(Data records)
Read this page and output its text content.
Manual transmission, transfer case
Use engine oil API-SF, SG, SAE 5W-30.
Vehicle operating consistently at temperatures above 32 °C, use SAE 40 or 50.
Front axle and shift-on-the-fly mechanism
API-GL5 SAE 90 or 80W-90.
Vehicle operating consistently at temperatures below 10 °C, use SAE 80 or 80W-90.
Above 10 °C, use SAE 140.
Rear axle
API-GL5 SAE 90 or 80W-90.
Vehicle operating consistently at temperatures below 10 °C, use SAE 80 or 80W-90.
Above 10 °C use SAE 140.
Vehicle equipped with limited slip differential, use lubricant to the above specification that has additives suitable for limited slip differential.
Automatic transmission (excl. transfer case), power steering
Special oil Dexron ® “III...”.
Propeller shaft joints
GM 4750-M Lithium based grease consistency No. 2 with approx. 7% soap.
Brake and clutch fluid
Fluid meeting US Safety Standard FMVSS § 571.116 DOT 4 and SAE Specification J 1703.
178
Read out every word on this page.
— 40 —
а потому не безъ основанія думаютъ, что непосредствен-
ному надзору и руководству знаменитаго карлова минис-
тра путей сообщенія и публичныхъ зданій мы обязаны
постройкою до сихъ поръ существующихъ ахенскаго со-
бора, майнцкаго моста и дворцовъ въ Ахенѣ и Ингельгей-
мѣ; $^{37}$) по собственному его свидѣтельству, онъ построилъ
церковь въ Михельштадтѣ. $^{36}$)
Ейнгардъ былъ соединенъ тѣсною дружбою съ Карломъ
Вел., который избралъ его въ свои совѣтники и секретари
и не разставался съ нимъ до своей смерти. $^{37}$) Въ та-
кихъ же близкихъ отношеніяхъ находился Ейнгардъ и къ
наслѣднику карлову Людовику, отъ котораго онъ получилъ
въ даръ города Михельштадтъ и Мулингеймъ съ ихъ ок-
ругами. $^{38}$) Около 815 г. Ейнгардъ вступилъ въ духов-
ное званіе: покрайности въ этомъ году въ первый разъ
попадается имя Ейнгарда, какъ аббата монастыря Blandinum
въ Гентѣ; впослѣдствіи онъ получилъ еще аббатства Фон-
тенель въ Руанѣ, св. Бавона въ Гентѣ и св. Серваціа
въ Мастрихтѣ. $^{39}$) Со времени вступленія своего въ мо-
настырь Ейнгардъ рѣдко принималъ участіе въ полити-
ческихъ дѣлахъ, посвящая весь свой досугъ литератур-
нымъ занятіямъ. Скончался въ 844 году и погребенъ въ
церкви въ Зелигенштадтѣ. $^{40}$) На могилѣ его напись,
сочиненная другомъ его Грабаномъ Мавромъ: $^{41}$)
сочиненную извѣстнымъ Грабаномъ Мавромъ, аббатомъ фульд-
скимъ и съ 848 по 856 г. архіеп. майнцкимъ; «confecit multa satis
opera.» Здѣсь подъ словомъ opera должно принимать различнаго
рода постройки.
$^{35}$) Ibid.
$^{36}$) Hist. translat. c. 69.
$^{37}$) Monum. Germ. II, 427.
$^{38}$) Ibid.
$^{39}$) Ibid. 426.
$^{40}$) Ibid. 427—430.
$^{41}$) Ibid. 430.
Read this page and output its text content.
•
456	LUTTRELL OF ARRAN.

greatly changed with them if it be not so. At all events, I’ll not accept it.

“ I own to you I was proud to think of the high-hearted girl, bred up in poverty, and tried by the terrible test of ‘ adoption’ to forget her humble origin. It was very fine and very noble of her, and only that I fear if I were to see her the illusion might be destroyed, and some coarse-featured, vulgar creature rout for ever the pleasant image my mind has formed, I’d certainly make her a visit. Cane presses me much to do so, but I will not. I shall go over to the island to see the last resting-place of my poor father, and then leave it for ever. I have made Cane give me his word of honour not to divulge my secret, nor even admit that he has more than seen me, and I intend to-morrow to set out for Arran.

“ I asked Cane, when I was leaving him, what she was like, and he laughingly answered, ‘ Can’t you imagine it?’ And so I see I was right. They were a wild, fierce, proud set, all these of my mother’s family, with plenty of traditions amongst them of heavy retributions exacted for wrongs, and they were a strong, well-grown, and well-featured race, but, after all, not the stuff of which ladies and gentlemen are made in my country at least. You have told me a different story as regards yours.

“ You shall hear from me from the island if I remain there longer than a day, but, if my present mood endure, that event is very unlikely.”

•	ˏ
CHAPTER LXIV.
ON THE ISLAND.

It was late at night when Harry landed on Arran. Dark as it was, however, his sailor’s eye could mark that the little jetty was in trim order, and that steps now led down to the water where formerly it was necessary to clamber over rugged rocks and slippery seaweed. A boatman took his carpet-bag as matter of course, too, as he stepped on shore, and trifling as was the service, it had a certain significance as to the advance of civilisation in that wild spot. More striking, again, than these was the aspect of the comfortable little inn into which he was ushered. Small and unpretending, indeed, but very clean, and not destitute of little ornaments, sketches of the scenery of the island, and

(WHAT THE EXERCISE ASKS) Would you copy out each line exactly as written?

(WRITTEN RESPONSE)
Read this page and output its text content.
Manual transmission, transfer case
Use engine oil API-SF, SG, SAE 5W-30.
Vehicle operating consistently at temperatures above 32 °C, use SAE 40 or 50.
Front axle and shift-on-the-fly mechanism
API-GL5 SAE 90 or 80W-90.
Vehicle operating consistently at temperatures below 10 °C, use SAE 80 or 80W-90.
Above 10 °C, use SAE 140.
Rear axle
API-GL5 SAE 90 or 80W-90.
Vehicle operating consistently at temperatures below 10 °C, use SAE 80 or 80W-90.
Above 10 °C use SAE 140.
Vehicle equipped with limited slip differential, use lubricant to the above specification that has additives suitable for limited slip differential.
Automatic transmission (excl. transfer case), power steering
Special oil Dexron ® “III...”.
Propeller shaft joints
GM 4750-M Lithium based grease consistency No. 2 with approx. 7% soap.
Brake and clutch fluid
Fluid meeting US Safety Standard FMVSS § 571.116 DOT 4 and SAE Specification J 1703.
178
Read out every word on this page.
— 40 —
а потому не безъ основанія думаютъ, что непосредствен-
ному надзору и руководству знаменитаго карлова минис-
тра путей сообщенія и публичныхъ зданій мы обязаны
постройкою до сихъ поръ существующихъ ахенскаго со-
бора, майнцкаго моста и дворцовъ въ Ахенѣ и Ингельгей-
мѣ; $^{37}$) по собственному его свидѣтельству, онъ построилъ
церковь въ Михельштадтѣ. $^{36}$)
Ейнгардъ былъ соединенъ тѣсною дружбою съ Карломъ
Вел., который избралъ его въ свои совѣтники и секретари
и не разставался съ нимъ до своей смерти. $^{37}$) Въ та-
кихъ же близкихъ отношеніяхъ находился Ейнгардъ и къ
наслѣднику карлову Людовику, отъ котораго онъ получилъ
въ даръ города Михельштадтъ и Мулингеймъ съ ихъ ок-
ругами. $^{38}$) Около 815 г. Ейнгардъ вступилъ въ духов-
ное званіе: покрайности въ этомъ году въ первый разъ
попадается имя Ейнгарда, какъ аббата монастыря Blandinum
въ Гентѣ; впослѣдствіи онъ получилъ еще аббатства Фон-
тенель въ Руанѣ, св. Бавона въ Гентѣ и св. Серваціа
въ Мастрихтѣ. $^{39}$) Со времени вступленія своего въ мо-
настырь Ейнгардъ рѣдко принималъ участіе въ полити-
ческихъ дѣлахъ, посвящая весь свой досугъ литератур-
нымъ занятіямъ. Скончался въ 844 году и погребенъ въ
церкви въ Зелигенштадтѣ. $^{40}$) На могилѣ его напись,
сочиненная другомъ его Грабаномъ Мавромъ: $^{41}$)
сочиненную извѣстнымъ Грабаномъ Мавромъ, аббатомъ фульд-
скимъ и съ 848 по 856 г. архіеп. майнцкимъ; «confecit multa satis
opera.» Здѣсь подъ словомъ opera должно принимать различнаго
рода постройки.
$^{35}$) Ibid.
$^{36}$) Hist. translat. c. 69.
$^{37}$) Monum. Germ. II, 427.
$^{38}$) Ibid.
$^{39}$) Ibid. 426.
$^{40}$) Ibid. 427—430.
$^{41}$) Ibid. 430.
Read this page and output its text content.
•
456	LUTTRELL OF ARRAN.

greatly changed with them if it be not so. At all events, I’ll not accept it.

“ I own to you I was proud to think of the high-hearted girl, bred up in poverty, and tried by the terrible test of ‘ adoption’ to forget her humble origin. It was very fine and very noble of her, and only that I fear if I were to see her the illusion might be destroyed, and some coarse-featured, vulgar creature rout for ever the pleasant image my mind has formed, I’d certainly make her a visit. Cane presses me much to do so, but I will not. I shall go over to the island to see the last resting-place of my poor father, and then leave it for ever. I have made Cane give me his word of honour not to divulge my secret, nor even admit that he has more than seen me, and I intend to-morrow to set out for Arran.

“ I asked Cane, when I was leaving him, what she was like, and he laughingly answered, ‘ Can’t you imagine it?’ And so I see I was right. They were a wild, fierce, proud set, all these of my mother’s family, with plenty of traditions amongst them of heavy retributions exacted for wrongs, and they were a strong, well-grown, and well-featured race, but, after all, not the stuff of which ladies and gentlemen are made in my country at least. You have told me a different story as regards yours.

“ You shall hear from me from the island if I remain there longer than a day, but, if my present mood endure, that event is very unlikely.”

•	ˏ
CHAPTER LXIV.
ON THE ISLAND.

It was late at night when Harry landed on Arran. Dark as it was, however, his sailor’s eye could mark that the little jetty was in trim order, and that steps now led down to the water where formerly it was necessary to clamber over rugged rocks and slippery seaweed. A boatman took his carpet-bag as matter of course, too, as he stepped on shore, and trifling as was the service, it had a certain significance as to the advance of civilisation in that wild spot. More striking, again, than these was the aspect of the comfortable little inn into which he was ushered. Small and unpretending, indeed, but very clean, and not destitute of little ornaments, sketches of the scenery of the island, and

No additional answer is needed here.